Entries taken from a collection:
** Begin **

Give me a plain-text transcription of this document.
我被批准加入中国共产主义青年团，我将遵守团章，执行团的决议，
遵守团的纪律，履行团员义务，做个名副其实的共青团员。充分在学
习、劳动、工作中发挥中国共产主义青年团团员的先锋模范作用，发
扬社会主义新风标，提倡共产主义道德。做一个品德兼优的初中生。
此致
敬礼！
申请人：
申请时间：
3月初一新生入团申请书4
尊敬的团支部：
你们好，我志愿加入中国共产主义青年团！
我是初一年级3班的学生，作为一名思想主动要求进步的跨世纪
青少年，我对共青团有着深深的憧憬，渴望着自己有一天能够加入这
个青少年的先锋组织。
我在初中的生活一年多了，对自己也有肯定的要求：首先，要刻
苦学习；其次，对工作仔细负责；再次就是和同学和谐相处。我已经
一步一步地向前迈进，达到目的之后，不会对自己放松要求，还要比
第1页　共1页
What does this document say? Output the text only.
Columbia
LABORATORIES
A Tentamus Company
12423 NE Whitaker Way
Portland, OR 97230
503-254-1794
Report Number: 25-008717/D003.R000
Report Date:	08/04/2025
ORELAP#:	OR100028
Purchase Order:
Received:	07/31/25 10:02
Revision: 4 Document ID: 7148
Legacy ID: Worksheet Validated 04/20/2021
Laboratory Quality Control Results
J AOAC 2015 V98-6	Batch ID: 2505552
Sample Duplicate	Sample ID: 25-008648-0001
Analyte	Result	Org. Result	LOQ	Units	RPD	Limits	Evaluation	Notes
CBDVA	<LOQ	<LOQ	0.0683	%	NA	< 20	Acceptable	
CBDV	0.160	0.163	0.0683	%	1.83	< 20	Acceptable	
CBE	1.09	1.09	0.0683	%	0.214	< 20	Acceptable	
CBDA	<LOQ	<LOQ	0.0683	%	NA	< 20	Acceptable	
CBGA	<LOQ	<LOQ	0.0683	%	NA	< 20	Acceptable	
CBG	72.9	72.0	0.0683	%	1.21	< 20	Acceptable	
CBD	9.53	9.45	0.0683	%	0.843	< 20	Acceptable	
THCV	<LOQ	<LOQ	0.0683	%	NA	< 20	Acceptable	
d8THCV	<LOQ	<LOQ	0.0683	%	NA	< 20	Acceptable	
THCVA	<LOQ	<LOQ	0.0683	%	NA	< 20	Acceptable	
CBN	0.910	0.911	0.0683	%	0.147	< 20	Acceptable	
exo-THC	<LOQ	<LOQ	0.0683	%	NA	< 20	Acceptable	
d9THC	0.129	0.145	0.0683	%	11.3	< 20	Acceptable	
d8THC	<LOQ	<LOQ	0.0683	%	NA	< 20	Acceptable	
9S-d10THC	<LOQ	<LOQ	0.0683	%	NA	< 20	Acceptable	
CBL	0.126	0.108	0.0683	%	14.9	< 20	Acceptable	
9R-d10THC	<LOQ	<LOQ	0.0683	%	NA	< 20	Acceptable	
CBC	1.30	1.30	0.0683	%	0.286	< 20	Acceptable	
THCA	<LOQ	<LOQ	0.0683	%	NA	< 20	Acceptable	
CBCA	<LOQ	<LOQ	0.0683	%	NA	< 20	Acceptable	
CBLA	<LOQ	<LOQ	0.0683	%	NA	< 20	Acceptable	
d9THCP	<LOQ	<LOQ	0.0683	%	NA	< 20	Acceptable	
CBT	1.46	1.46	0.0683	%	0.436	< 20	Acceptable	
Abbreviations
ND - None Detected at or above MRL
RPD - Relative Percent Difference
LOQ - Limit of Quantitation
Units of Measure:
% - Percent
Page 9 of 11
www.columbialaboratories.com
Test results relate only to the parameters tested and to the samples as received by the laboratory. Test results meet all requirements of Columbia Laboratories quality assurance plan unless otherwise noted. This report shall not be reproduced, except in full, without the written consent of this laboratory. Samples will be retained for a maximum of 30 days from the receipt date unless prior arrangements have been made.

** End **

Pull out each line containing the word "text" and copy it.

> _Result of this task_:
Give me a plain-text transcription of this document.
What does this document say? Output the text only.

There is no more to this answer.